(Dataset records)
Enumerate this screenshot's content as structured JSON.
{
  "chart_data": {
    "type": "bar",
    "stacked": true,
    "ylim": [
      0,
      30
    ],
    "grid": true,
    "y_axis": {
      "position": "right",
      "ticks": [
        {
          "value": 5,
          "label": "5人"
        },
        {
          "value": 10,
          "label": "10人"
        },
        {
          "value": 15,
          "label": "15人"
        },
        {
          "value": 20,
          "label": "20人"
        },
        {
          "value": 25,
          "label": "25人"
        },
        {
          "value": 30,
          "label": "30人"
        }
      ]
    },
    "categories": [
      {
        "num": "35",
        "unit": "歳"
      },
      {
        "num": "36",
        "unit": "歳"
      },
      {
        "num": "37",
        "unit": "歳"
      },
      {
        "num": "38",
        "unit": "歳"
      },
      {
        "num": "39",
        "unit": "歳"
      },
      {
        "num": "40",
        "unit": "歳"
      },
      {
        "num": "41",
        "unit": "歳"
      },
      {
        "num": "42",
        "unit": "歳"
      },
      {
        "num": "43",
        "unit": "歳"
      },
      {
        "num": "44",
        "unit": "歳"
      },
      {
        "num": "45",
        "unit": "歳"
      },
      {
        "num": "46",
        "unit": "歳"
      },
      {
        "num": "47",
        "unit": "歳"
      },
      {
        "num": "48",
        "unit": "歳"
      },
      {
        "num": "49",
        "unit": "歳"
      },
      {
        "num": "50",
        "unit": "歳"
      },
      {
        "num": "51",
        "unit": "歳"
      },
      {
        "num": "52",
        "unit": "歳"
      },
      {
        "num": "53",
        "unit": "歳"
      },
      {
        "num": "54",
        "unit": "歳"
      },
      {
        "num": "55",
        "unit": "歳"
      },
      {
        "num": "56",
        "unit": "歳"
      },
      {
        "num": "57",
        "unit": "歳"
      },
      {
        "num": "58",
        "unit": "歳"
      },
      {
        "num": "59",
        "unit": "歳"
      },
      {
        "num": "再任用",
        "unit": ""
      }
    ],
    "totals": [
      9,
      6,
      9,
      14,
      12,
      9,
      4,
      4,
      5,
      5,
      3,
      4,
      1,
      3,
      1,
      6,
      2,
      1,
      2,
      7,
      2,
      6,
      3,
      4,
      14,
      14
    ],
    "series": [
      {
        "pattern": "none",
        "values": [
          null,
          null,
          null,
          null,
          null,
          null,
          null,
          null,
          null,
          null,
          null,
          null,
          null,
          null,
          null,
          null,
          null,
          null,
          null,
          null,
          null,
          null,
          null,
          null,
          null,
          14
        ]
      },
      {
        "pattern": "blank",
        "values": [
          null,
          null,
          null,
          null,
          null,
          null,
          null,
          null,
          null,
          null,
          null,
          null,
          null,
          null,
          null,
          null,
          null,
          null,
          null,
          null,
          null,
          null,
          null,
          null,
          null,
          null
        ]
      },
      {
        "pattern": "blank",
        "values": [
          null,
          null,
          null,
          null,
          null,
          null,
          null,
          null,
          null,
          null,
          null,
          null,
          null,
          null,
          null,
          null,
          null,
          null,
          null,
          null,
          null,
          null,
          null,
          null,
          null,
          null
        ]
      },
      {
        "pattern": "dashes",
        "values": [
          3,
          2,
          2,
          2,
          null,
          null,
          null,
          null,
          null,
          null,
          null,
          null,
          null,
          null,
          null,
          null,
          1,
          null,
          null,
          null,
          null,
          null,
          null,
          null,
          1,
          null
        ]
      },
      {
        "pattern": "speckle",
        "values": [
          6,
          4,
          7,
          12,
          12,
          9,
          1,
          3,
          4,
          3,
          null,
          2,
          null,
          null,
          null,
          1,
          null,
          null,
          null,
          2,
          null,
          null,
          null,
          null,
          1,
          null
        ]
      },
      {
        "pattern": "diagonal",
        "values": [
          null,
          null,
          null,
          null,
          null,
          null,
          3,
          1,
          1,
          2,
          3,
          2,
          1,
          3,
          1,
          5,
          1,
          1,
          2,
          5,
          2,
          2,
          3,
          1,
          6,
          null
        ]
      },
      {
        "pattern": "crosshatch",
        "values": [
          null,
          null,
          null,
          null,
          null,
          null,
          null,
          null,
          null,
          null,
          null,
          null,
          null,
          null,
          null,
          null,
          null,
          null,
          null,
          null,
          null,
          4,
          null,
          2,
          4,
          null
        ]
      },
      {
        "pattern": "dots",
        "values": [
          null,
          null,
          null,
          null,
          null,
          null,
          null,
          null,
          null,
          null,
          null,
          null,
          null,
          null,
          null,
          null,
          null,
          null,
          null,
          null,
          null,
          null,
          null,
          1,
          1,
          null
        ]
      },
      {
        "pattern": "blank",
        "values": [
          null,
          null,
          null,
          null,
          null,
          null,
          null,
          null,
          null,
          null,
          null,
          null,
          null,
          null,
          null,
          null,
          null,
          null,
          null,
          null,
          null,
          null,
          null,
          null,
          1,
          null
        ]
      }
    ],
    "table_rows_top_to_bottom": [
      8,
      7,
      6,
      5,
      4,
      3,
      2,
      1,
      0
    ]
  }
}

**Written request:** Wherever the word "label" occurs in a line of the listing, copy that line.

**Solution:**
          "label": "5人"
          "label": "10人"
          "label": "15人"
          "label": "20人"
          "label": "25人"
          "label": "30人"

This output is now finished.